Stored items:
+ + +
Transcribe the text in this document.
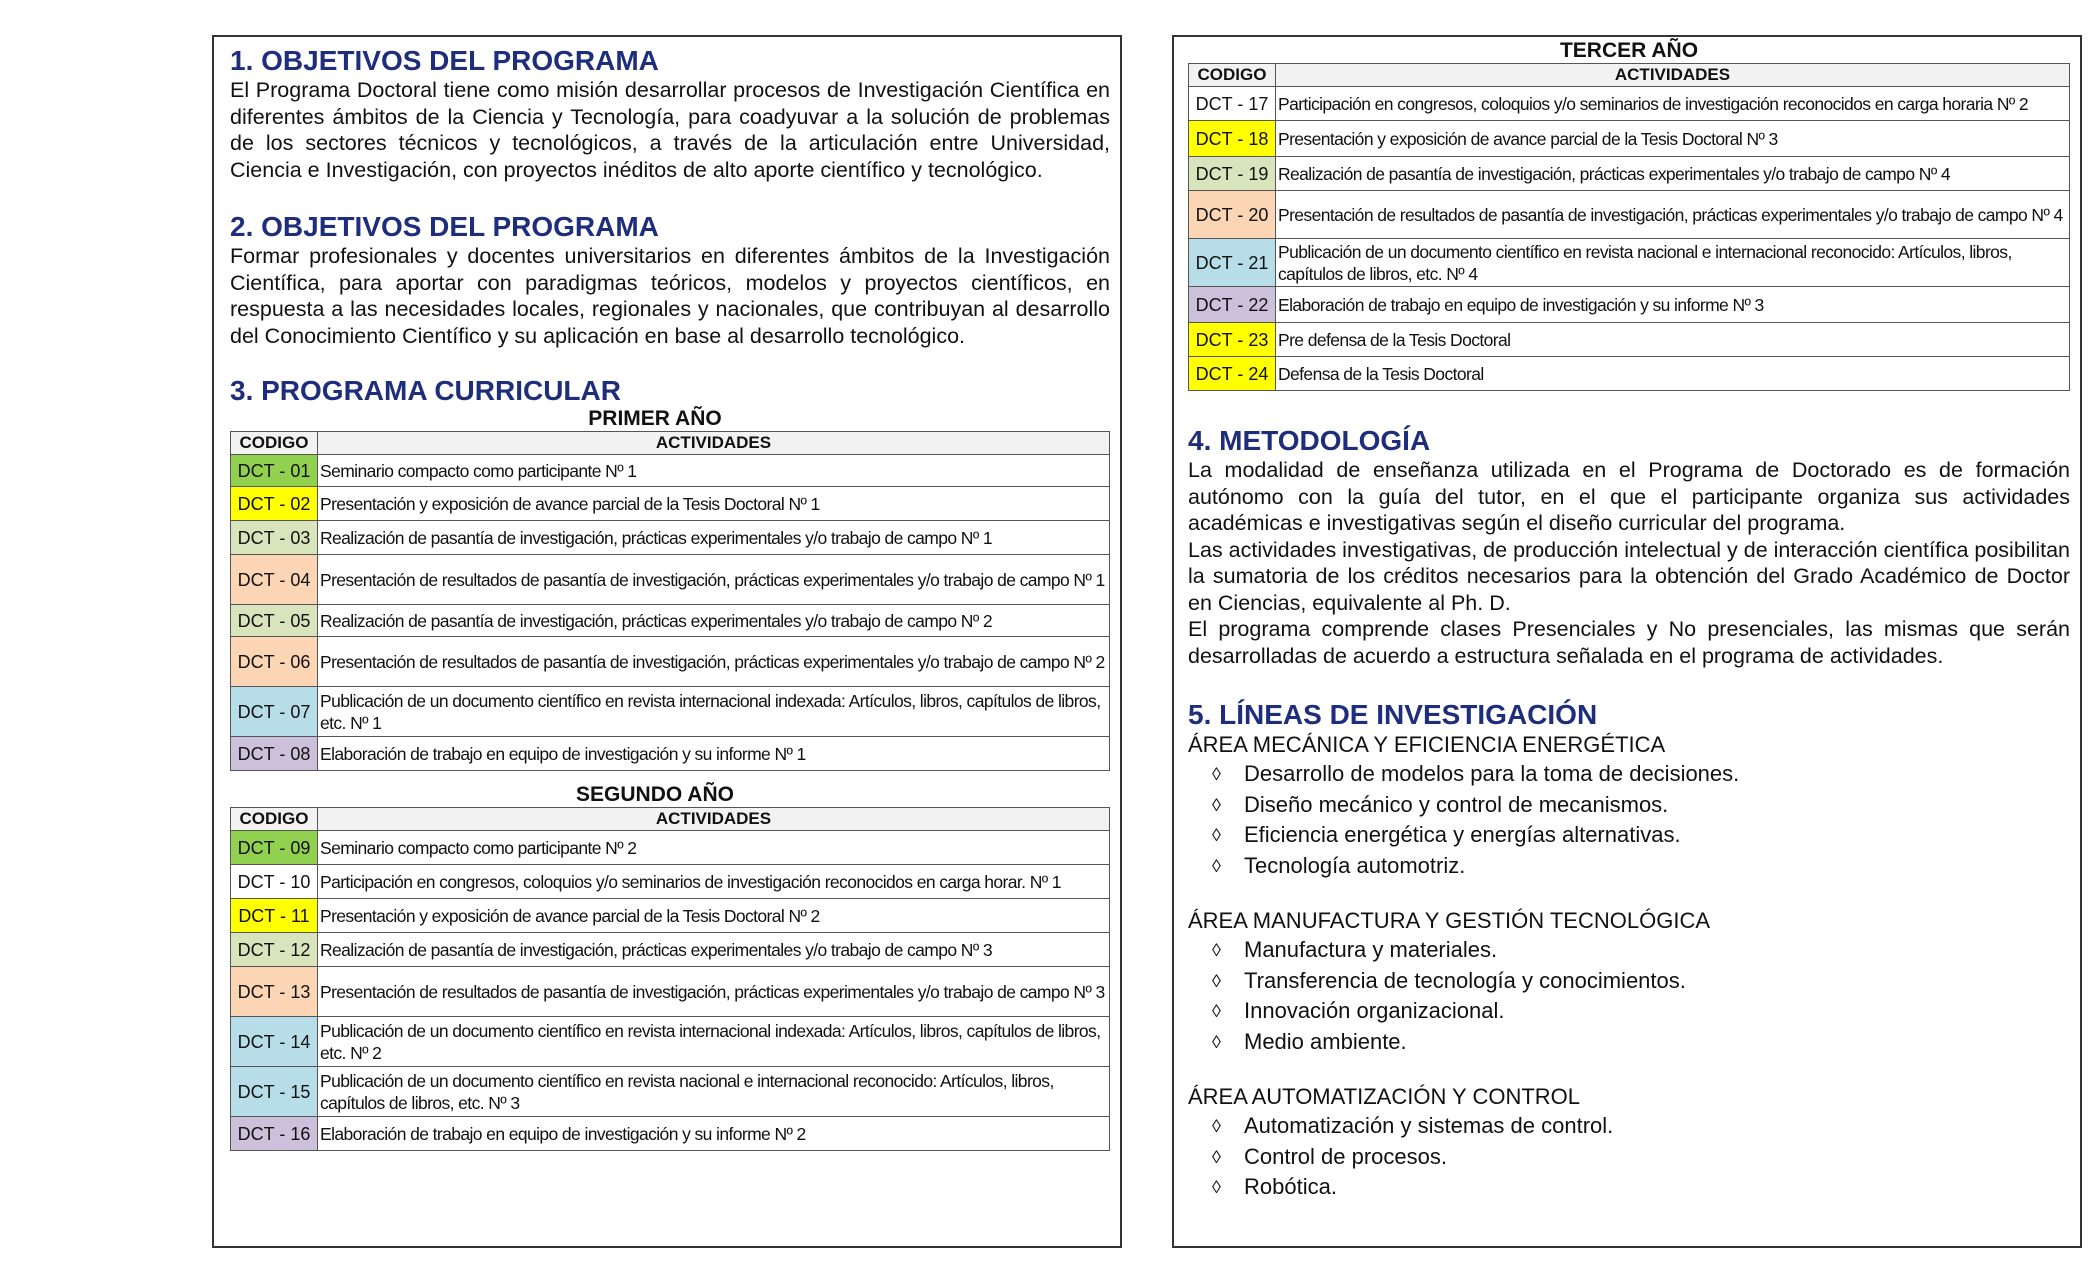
1. OBJETIVOS DEL PROGRAMA

El Programa Doctoral tiene como misión desarrollar procesos de Investigación Científica en diferentes ámbitos de la Ciencia y Tecnología, para coadyuvar a la solución de problemas de los sectores técnicos y tecnológicos, a través de la articulación entre Universidad, Ciencia e Investigación, con proyectos inéditos de alto aporte científico y tecnológico.

2. OBJETIVOS DEL PROGRAMA

Formar profesionales y docentes universitarios en diferentes ámbitos de la Investigación Científica, para aportar con paradigmas teóricos, modelos y proyectos científicos, en respuesta a las necesidades locales, regionales y nacionales, que contribuyan al desarrollo del Conocimiento Científico y su aplicación en base al desarrollo tecnológico.

3. PROGRAMA CURRICULAR

PRIMER AÑO

CODIGO	ACTIVIDADES
DCT - 01	Seminario compacto como participante Nº 1
DCT - 02	Presentación y exposición de avance parcial de la Tesis Doctoral Nº 1
DCT - 03	Realización de pasantía de investigación, prácticas experimentales y/o trabajo de campo Nº 1
DCT - 04	Presentación de resultados de pasantía de investigación, prácticas experimentales y/o trabajo de campo Nº 1
DCT - 05	Realización de pasantía de investigación, prácticas experimentales y/o trabajo de campo Nº 2
DCT - 06	Presentación de resultados de pasantía de investigación, prácticas experimentales y/o trabajo de campo Nº 2
DCT - 07	Publicación de un documento científico en revista internacional indexada: Artículos, libros, capítulos de libros, etc. Nº 1
DCT - 08	Elaboración de trabajo en equipo de investigación y su informe Nº 1

SEGUNDO AÑO

CODIGO	ACTIVIDADES
DCT - 09	Seminario compacto como participante Nº 2
DCT - 10	Participación en congresos, coloquios y/o seminarios de investigación reconocidos en carga horar. Nº 1
DCT - 11	Presentación y exposición de avance parcial de la Tesis Doctoral Nº 2
DCT - 12	Realización de pasantía de investigación, prácticas experimentales y/o trabajo de campo Nº 3
DCT - 13	Presentación de resultados de pasantía de investigación, prácticas experimentales y/o trabajo de campo Nº 3
DCT - 14	Publicación de un documento científico en revista internacional indexada: Artículos, libros, capítulos de libros, etc. Nº 2
DCT - 15	Publicación de un documento científico en revista nacional e internacional reconocido: Artículos, libros, capítulos de libros, etc. Nº 3
DCT - 16	Elaboración de trabajo en equipo de investigación y su informe Nº 2

TERCER AÑO

CODIGO	ACTIVIDADES
DCT - 17	Participación en congresos, coloquios y/o seminarios de investigación reconocidos en carga horaria Nº 2
DCT - 18	Presentación y exposición de avance parcial de la Tesis Doctoral Nº 3
DCT - 19	Realización de pasantía de investigación, prácticas experimentales y/o trabajo de campo Nº 4
DCT - 20	Presentación de resultados de pasantía de investigación, prácticas experimentales y/o trabajo de campo Nº 4
DCT - 21	Publicación de un documento científico en revista nacional e internacional reconocido: Artículos, libros, capítulos de libros, etc. Nº 4
DCT - 22	Elaboración de trabajo en equipo de investigación y su informe Nº 3
DCT - 23	Pre defensa de la Tesis Doctoral
DCT - 24	Defensa de la Tesis Doctoral
4. METODOLOGÍA

La modalidad de enseñanza utilizada en el Programa de Doctorado es de formación autónomo con la guía del tutor, en el que el participante organiza sus actividades académicas e investigativas según el diseño curricular del programa.

Las actividades investigativas, de producción intelectual y de interacción científica posibilitan la sumatoria de los créditos necesarios para la obtención del Grado Académico de Doctor en Ciencias, equivalente al Ph. D.

El programa comprende clases Presenciales y No presenciales, las mismas que serán desarrolladas de acuerdo a estructura señalada en el programa de actividades.

5. LÍNEAS DE INVESTIGACIÓN

ÁREA MECÁNICA Y EFICIENCIA ENERGÉTICA

◊	Desarrollo de modelos para la toma de decisiones.
◊	Diseño mecánico y control de mecanismos.
◊	Eficiencia energética y energías alternativas.
◊	Tecnología automotriz.

ÁREA MANUFACTURA Y GESTIÓN TECNOLÓGICA

◊	Manufactura y materiales.
◊	Transferencia de tecnología y conocimientos.
◊	Innovación organizacional.
◊	Medio ambiente.

ÁREA AUTOMATIZACIÓN Y CONTROL

◊	Automatización y sistemas de control.
◊	Control de procesos.
◊	Robótica.
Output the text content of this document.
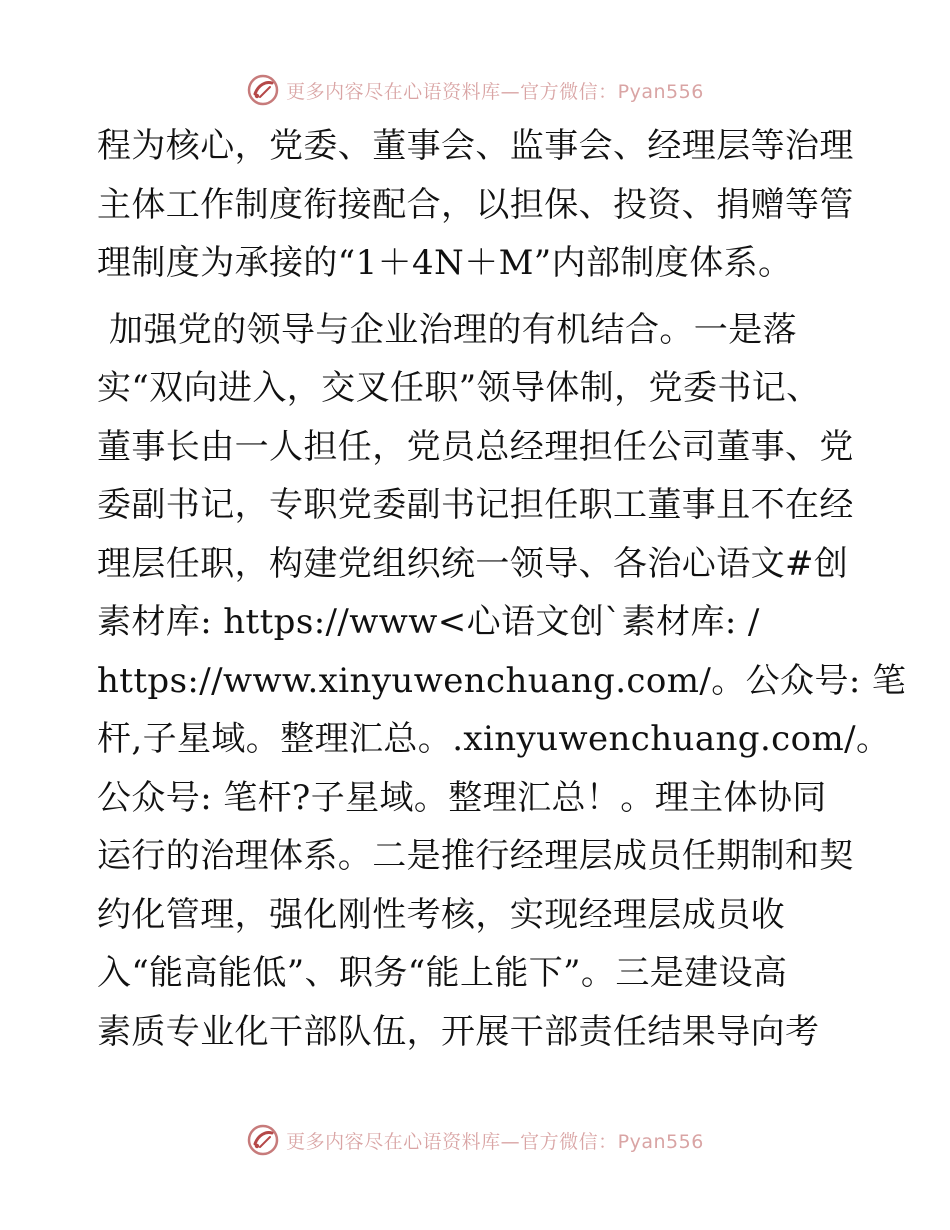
更多内容尽在心语资料库—官方微信：Pyan556
程为核心，党委、董事会、监事会、经理层等治理
主体工作制度衔接配合，以担保、投资、捐赠等管
理制度为承接的“1＋4N＋M”内部制度体系。
加强党的领导与企业治理的有机结合。一是落
实“双向进入，交叉任职”领导体制，党委书记、
董事长由一人担任，党员总经理担任公司董事、党
委副书记，专职党委副书记担任职工董事且不在经
理层任职，构建党组织统一领导、各治心语文#创
素材库: https://www<心语文创`素材库: /
https://www.xinyuwenchuang.com/。公众号: 笔
杆,子星域。整理汇总。.xinyuwenchuang.com/。
公众号: 笔杆?子星域。整理汇总！。理主体协同
运行的治理体系。二是推行经理层成员任期制和契
约化管理，强化刚性考核，实现经理层成员收
入“能高能低”、职务“能上能下”。三是建设高
素质专业化干部队伍，开展干部责任结果导向考
更多内容尽在心语资料库—官方微信：Pyan556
+ + +
**What you will do**. Every entry above needs to be retyped exactly; drop the pictures.

**Final result**.
Transcribe the text in this document.
1. OBJETIVOS DEL PROGRAMA

El Programa Doctoral tiene como misión desarrollar procesos de Investigación Científica en diferentes ámbitos de la Ciencia y Tecnología, para coadyuvar a la solución de problemas de los sectores técnicos y tecnológicos, a través de la articulación entre Universidad, Ciencia e Investigación, con proyectos inéditos de alto aporte científico y tecnológico.

2. OBJETIVOS DEL PROGRAMA

Formar profesionales y docentes universitarios en diferentes ámbitos de la Investigación Científica, para aportar con paradigmas teóricos, modelos y proyectos científicos, en respuesta a las necesidades locales, regionales y nacionales, que contribuyan al desarrollo del Conocimiento Científico y su aplicación en base al desarrollo tecnológico.

3. PROGRAMA CURRICULAR

PRIMER AÑO

CODIGO	ACTIVIDADES
DCT - 01	Seminario compacto como participante Nº 1
DCT - 02	Presentación y exposición de avance parcial de la Tesis Doctoral Nº 1
DCT - 03	Realización de pasantía de investigación, prácticas experimentales y/o trabajo de campo Nº 1
DCT - 04	Presentación de resultados de pasantía de investigación, prácticas experimentales y/o trabajo de campo Nº 1
DCT - 05	Realización de pasantía de investigación, prácticas experimentales y/o trabajo de campo Nº 2
DCT - 06	Presentación de resultados de pasantía de investigación, prácticas experimentales y/o trabajo de campo Nº 2
DCT - 07	Publicación de un documento científico en revista internacional indexada: Artículos, libros, capítulos de libros, etc. Nº 1
DCT - 08	Elaboración de trabajo en equipo de investigación y su informe Nº 1

SEGUNDO AÑO

CODIGO	ACTIVIDADES
DCT - 09	Seminario compacto como participante Nº 2
DCT - 10	Participación en congresos, coloquios y/o seminarios de investigación reconocidos en carga horar. Nº 1
DCT - 11	Presentación y exposición de avance parcial de la Tesis Doctoral Nº 2
DCT - 12	Realización de pasantía de investigación, prácticas experimentales y/o trabajo de campo Nº 3
DCT - 13	Presentación de resultados de pasantía de investigación, prácticas experimentales y/o trabajo de campo Nº 3
DCT - 14	Publicación de un documento científico en revista internacional indexada: Artículos, libros, capítulos de libros, etc. Nº 2
DCT - 15	Publicación de un documento científico en revista nacional e internacional reconocido: Artículos, libros, capítulos de libros, etc. Nº 3
DCT - 16	Elaboración de trabajo en equipo de investigación y su informe Nº 2

TERCER AÑO

CODIGO	ACTIVIDADES
DCT - 17	Participación en congresos, coloquios y/o seminarios de investigación reconocidos en carga horaria Nº 2
DCT - 18	Presentación y exposición de avance parcial de la Tesis Doctoral Nº 3
DCT - 19	Realización de pasantía de investigación, prácticas experimentales y/o trabajo de campo Nº 4
DCT - 20	Presentación de resultados de pasantía de investigación, prácticas experimentales y/o trabajo de campo Nº 4
DCT - 21	Publicación de un documento científico en revista nacional e internacional reconocido: Artículos, libros, capítulos de libros, etc. Nº 4
DCT - 22	Elaboración de trabajo en equipo de investigación y su informe Nº 3
DCT - 23	Pre defensa de la Tesis Doctoral
DCT - 24	Defensa de la Tesis Doctoral
4. METODOLOGÍA

La modalidad de enseñanza utilizada en el Programa de Doctorado es de formación autónomo con la guía del tutor, en el que el participante organiza sus actividades académicas e investigativas según el diseño curricular del programa.

Las actividades investigativas, de producción intelectual y de interacción científica posibilitan la sumatoria de los créditos necesarios para la obtención del Grado Académico de Doctor en Ciencias, equivalente al Ph. D.

El programa comprende clases Presenciales y No presenciales, las mismas que serán desarrolladas de acuerdo a estructura señalada en el programa de actividades.

5. LÍNEAS DE INVESTIGACIÓN

ÁREA MECÁNICA Y EFICIENCIA ENERGÉTICA

◊	Desarrollo de modelos para la toma de decisiones.
◊	Diseño mecánico y control de mecanismos.
◊	Eficiencia energética y energías alternativas.
◊	Tecnología automotriz.

ÁREA MANUFACTURA Y GESTIÓN TECNOLÓGICA

◊	Manufactura y materiales.
◊	Transferencia de tecnología y conocimientos.
◊	Innovación organizacional.
◊	Medio ambiente.

ÁREA AUTOMATIZACIÓN Y CONTROL

◊	Automatización y sistemas de control.
◊	Control de procesos.
◊	Robótica.
Output the text content of this document.
更多内容尽在心语资料库—官方微信：Pyan556
程为核心，党委、董事会、监事会、经理层等治理
主体工作制度衔接配合，以担保、投资、捐赠等管
理制度为承接的“1＋4N＋M”内部制度体系。
加强党的领导与企业治理的有机结合。一是落
实“双向进入，交叉任职”领导体制，党委书记、
董事长由一人担任，党员总经理担任公司董事、党
委副书记，专职党委副书记担任职工董事且不在经
理层任职，构建党组织统一领导、各治心语文#创
素材库: https://www<心语文创`素材库: /
https://www.xinyuwenchuang.com/。公众号: 笔
杆,子星域。整理汇总。.xinyuwenchuang.com/。
公众号: 笔杆?子星域。整理汇总！。理主体协同
运行的治理体系。二是推行经理层成员任期制和契
约化管理，强化刚性考核，实现经理层成员收
入“能高能低”、职务“能上能下”。三是建设高
素质专业化干部队伍，开展干部责任结果导向考
更多内容尽在心语资料库—官方微信：Pyan556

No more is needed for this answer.